Aron, Cindy S(ondik) 1945-
ARON, Cindy S(ondik) 1945-
PERSONAL: Born 1945. Education: Brandeis University, B.A., 1967; University of Maryland, M.A., 1975, Ph.D., 1981.
CAREER: University of Virginia, Charlottesville, professor of history, 2000—.
AWARDS, HONORS: Louis Pelzer Memorial Award, Organization of American Historians, 1980; American Council of Learned Societies fellowship, 1985.
(Author of introduction) Dorothy Richardson, TheLong Day, University of Virginia Press (Charlottesville, VA), 1990.
Contributor to books, including The Reader's Encyclopedia of American History, edited by Eric Foner and John A. Garraty, Houghton (Boston, MA), 1991; Jewish Women in America: An Historical Encyclopedia, edited by Paula E. Hyman and Deborah Dash Moore, Routledge (New York, NY), 1997; and Encyclopedia of the United States in the Nineteenth Century, edited by Paul Finkleman, Scribner (New York, NY), 2001. Contributor to academic journals and associated publications.
WORK IN PROGRESS: A history of prostitution in the United States from 1945 to 1980.
SIDELIGHTS: Cindy S. Aron's social histories explore points on the spectrum of work and play—and where they inevitably connect—in the history of the United States. Her first publication, Ladies and Gentlemen of the Civil Service: Middle-Class Workers in Victorian America, is a "perceptive and engaging case study of an important segment of the late-nineteenth-century middle class: the men and women who worked for the federal government in Washington, D.C.," wrote Richard R. John, Jr., in Business History Review. Using application files archived by the U.S. Department of the Interior and the Treasury Department, Aron chronicles the evolution of the idea of what it means to be middle class in the United States. She contends that this changing perception of class, gender, and the nature of work itself, taking place largely from 1860 to 1900, laid the foundation of the modern version of white-collar bureaucracy.
In the middle 1800s, both men and women perceived federal employment to be a threat to their middle-class status. Men were socially conditioned to prefer the autonomy and independence of self-employment to the strictures of working for someone else. As for women, Victorian society allowed them to prefer leisure and selflessness in the family's home to organized work. Only by staying relatively free could they maintain their status as ladies and gentlemen of the middle class. However, "prospective clerks were compelled by economic hardship and family crisis to give up the autonomy of self-employment and the shelter of the home," commented John S. Gilkeson, Jr., in the Journal of American History. This involuntary drive to seek employment in civil service led to a rethinking of the concept of what it means to be middle class. "Gradually, men came to appreciate job security, making it an integral part of the middle-class work experience, whereas women worked to ensure that the office came to resemble a proper Victorian parlor, with indecorous practices like smoking strongly discouraged," John remarked. Lynn Y. Weiner, writing in American Historical Review, called the book "a fascinating account of the men and women who were part of the transition in middle-class labor in the second half of the nineteenth century. It will contribute to the current discourse on the history of labor segmentation and integration and is an important addition to the literature in American labor, social, and women's history."

■ INFORMATION PROVIDED:
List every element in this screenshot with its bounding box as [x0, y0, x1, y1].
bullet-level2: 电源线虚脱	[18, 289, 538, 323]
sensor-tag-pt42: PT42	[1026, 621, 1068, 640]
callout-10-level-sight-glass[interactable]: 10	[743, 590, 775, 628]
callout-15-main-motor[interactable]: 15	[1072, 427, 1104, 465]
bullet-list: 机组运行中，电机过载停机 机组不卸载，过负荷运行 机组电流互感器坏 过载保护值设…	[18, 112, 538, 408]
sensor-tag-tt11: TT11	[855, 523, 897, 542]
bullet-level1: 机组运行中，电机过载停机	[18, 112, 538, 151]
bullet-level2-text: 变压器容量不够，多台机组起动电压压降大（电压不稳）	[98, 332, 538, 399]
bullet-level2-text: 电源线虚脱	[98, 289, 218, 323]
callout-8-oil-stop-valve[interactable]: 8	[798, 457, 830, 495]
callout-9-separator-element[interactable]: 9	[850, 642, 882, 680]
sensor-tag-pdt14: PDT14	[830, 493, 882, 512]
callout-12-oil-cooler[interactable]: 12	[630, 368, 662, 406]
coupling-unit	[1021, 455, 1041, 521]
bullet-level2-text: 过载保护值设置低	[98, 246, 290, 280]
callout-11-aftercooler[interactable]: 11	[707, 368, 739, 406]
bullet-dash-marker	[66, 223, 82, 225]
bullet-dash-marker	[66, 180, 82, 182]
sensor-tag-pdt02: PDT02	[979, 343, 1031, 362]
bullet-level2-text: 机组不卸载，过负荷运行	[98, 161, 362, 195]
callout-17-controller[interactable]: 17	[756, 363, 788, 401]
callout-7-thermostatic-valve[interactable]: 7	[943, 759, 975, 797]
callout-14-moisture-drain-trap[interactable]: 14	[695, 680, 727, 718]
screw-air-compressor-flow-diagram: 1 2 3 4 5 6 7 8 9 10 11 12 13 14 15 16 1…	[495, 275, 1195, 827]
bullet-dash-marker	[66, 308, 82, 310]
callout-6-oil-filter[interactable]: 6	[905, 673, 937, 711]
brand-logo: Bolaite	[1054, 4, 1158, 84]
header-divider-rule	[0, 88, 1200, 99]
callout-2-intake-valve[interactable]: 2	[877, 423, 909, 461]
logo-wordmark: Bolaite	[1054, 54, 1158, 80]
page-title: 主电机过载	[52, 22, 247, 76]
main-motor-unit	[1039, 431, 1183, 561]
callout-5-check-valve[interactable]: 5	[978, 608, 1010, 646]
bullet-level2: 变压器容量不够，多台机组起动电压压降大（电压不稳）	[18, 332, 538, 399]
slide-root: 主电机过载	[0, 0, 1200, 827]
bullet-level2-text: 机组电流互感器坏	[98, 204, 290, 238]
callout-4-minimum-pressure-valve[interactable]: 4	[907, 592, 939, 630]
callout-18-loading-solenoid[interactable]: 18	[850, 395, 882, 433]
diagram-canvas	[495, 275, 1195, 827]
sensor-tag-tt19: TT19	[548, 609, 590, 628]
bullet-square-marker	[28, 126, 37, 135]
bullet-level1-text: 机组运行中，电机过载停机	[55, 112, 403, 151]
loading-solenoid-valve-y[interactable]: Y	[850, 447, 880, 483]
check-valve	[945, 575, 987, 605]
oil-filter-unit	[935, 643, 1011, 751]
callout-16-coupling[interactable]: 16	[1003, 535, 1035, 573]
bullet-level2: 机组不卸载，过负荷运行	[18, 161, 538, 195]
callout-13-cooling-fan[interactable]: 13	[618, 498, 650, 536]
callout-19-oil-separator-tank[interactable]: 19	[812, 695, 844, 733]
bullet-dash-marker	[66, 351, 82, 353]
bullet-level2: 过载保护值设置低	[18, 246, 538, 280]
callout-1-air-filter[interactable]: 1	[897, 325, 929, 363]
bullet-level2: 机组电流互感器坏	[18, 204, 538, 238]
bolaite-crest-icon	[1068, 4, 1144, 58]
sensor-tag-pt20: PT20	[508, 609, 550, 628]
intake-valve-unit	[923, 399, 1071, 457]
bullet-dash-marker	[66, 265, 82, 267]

■ WHAT IS REQUIRED: In the biographical entry on Cindy S. Aron, which award did she receive from the Organization of American Historians in 1980? These rows come from a separate source.

■ RESULT OF THIS EXERCISE: The Louis Pelzer Memorial Award.